_EXERCISE OBJECTIVE_:
Copy nothing but the text: reproduce each line of the listing exactly and leave the pictures out.

_MATERIAL PROVIDED_:
====================

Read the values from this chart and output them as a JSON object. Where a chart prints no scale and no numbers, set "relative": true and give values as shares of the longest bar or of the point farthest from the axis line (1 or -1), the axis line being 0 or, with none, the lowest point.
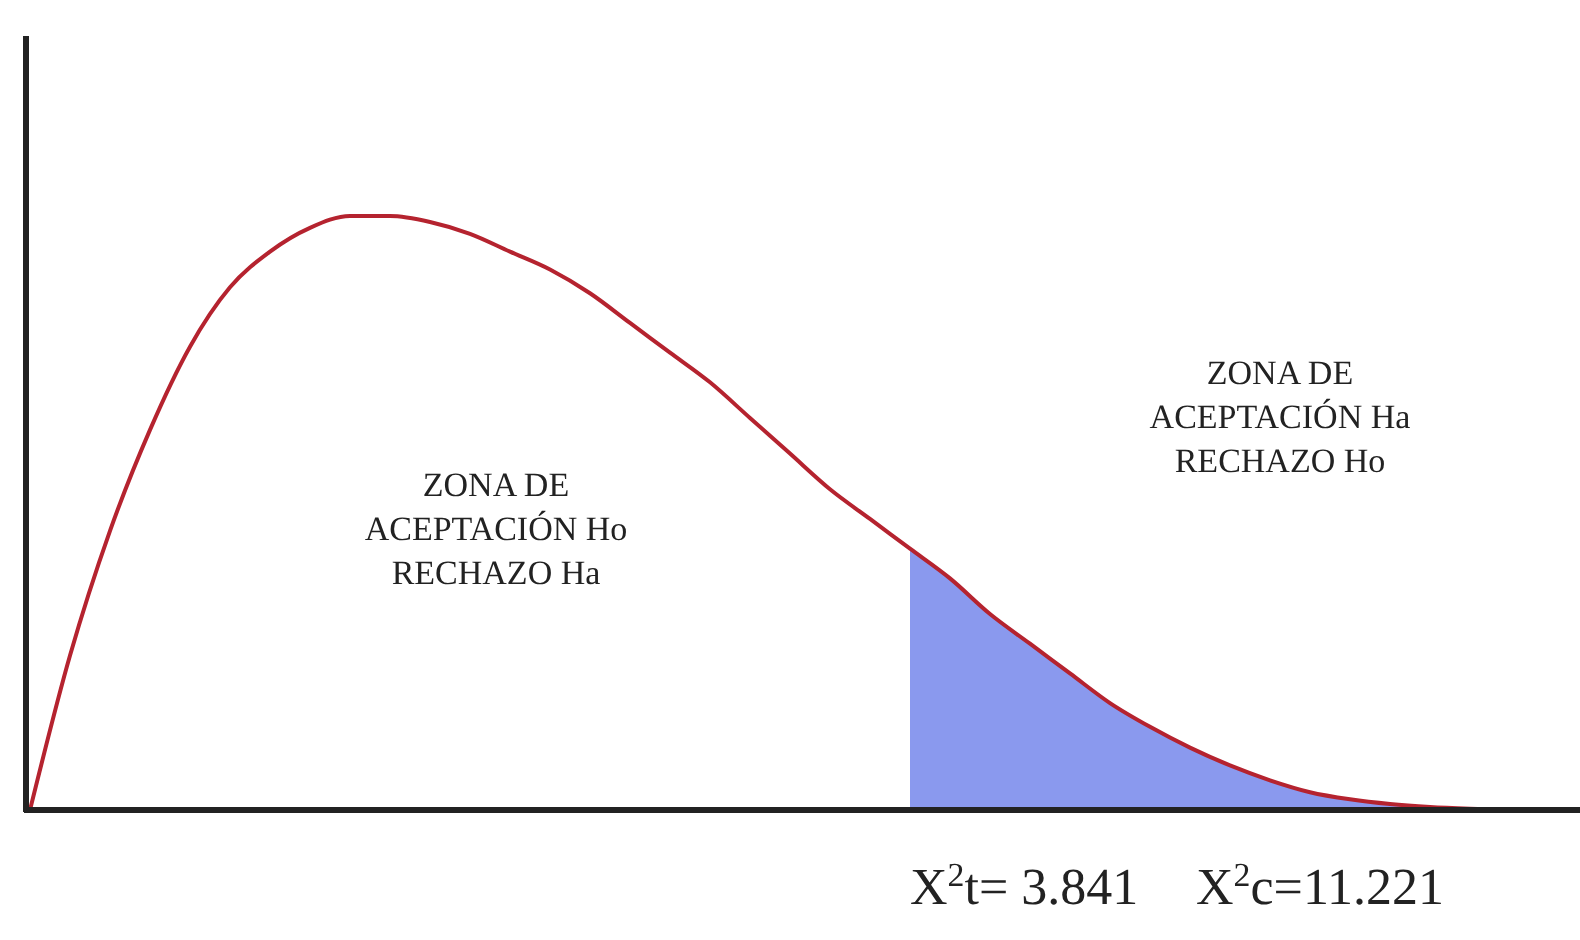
{
  "chart_data": {
    "type": "line",
    "relative": true,
    "categories": [
      null,
      null,
      null,
      null,
      null,
      null,
      null,
      null,
      null,
      null,
      null,
      null,
      null,
      null,
      null,
      null,
      null,
      null,
      null,
      null,
      null,
      null,
      null,
      null,
      null,
      null,
      null,
      null,
      null,
      null,
      null,
      null,
      null,
      null,
      null,
      null,
      null,
      null,
      null
    ],
    "series": [
      {
        "type": "area",
        "color": "#8a99ee",
        "values": [
          null,
          null,
          null,
          null,
          null,
          null,
          null,
          null,
          null,
          null,
          null,
          null,
          null,
          null,
          null,
          null,
          null,
          null,
          null,
          null,
          null,
          null,
          0.44,
          0.39,
          0.33,
          0.28,
          0.23,
          0.18,
          0.14,
          0.105,
          0.075,
          0.05,
          0.03,
          0.018,
          0.01,
          0.005,
          0.002,
          0,
          null
        ]
      },
      {
        "color": "#b5232f",
        "values": [
          0,
          0.26,
          0.47,
          0.64,
          0.78,
          0.88,
          0.94,
          0.98,
          1,
          1,
          0.99,
          0.97,
          0.94,
          0.91,
          0.87,
          0.82,
          0.77,
          0.72,
          0.66,
          0.6,
          0.54,
          0.49,
          0.44,
          0.39,
          0.33,
          0.28,
          0.23,
          0.18,
          0.14,
          0.105,
          0.075,
          0.05,
          0.03,
          0.018,
          0.01,
          0.005,
          0.002,
          0,
          null
        ]
      }
    ],
    "annotations": [
      "ZONA DE\nACEPTACIÓN Ho\nRECHAZO Ha",
      "ZONA DE\nACEPTACIÓN Ha\nRECHAZO Ho",
      "X$^{2}$t= 3.841",
      "X$^{2}$c=11.221"
    ]
  }
}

====================

_CORRECT ANSWER_:
Read the values from this chart and output them as a JSON object. Where a chart prints no scale and no numbers, set "relative": true and give values as shares of the longest bar or of the point farthest from the axis line (1 or -1), the axis line being 0 or, with none, the lowest point.
{
  "chart_data": {
    "type": "line",
    "relative": true,
    "categories": [
      null,
      null,
      null,
      null,
      null,
      null,
      null,
      null,
      null,
      null,
      null,
      null,
      null,
      null,
      null,
      null,
      null,
      null,
      null,
      null,
      null,
      null,
      null,
      null,
      null,
      null,
      null,
      null,
      null,
      null,
      null,
      null,
      null,
      null,
      null,
      null,
      null,
      null,
      null
    ],
    "series": [
      {
        "type": "area",
        "color": "#8a99ee",
        "values": [
          null,
          null,
          null,
          null,
          null,
          null,
          null,
          null,
          null,
          null,
          null,
          null,
          null,
          null,
          null,
          null,
          null,
          null,
          null,
          null,
          null,
          null,
          0.44,
          0.39,
          0.33,
          0.28,
          0.23,
          0.18,
          0.14,
          0.105,
          0.075,
          0.05,
          0.03,
          0.018,
          0.01,
          0.005,
          0.002,
          0,
          null
        ]
      },
      {
        "color": "#b5232f",
        "values": [
          0,
          0.26,
          0.47,
          0.64,
          0.78,
          0.88,
          0.94,
          0.98,
          1,
          1,
          0.99,
          0.97,
          0.94,
          0.91,
          0.87,
          0.82,
          0.77,
          0.72,
          0.66,
          0.6,
          0.54,
          0.49,
          0.44,
          0.39,
          0.33,
          0.28,
          0.23,
          0.18,
          0.14,
          0.105,
          0.075,
          0.05,
          0.03,
          0.018,
          0.01,
          0.005,
          0.002,
          0,
          null
        ]
      }
    ],
    "annotations": [
      "ZONA DE\nACEPTACIÓN Ho\nRECHAZO Ha",
      "ZONA DE\nACEPTACIÓN Ha\nRECHAZO Ho",
      "X$^{2}$t= 3.841",
      "X$^{2}$c=11.221"
    ]
  }
}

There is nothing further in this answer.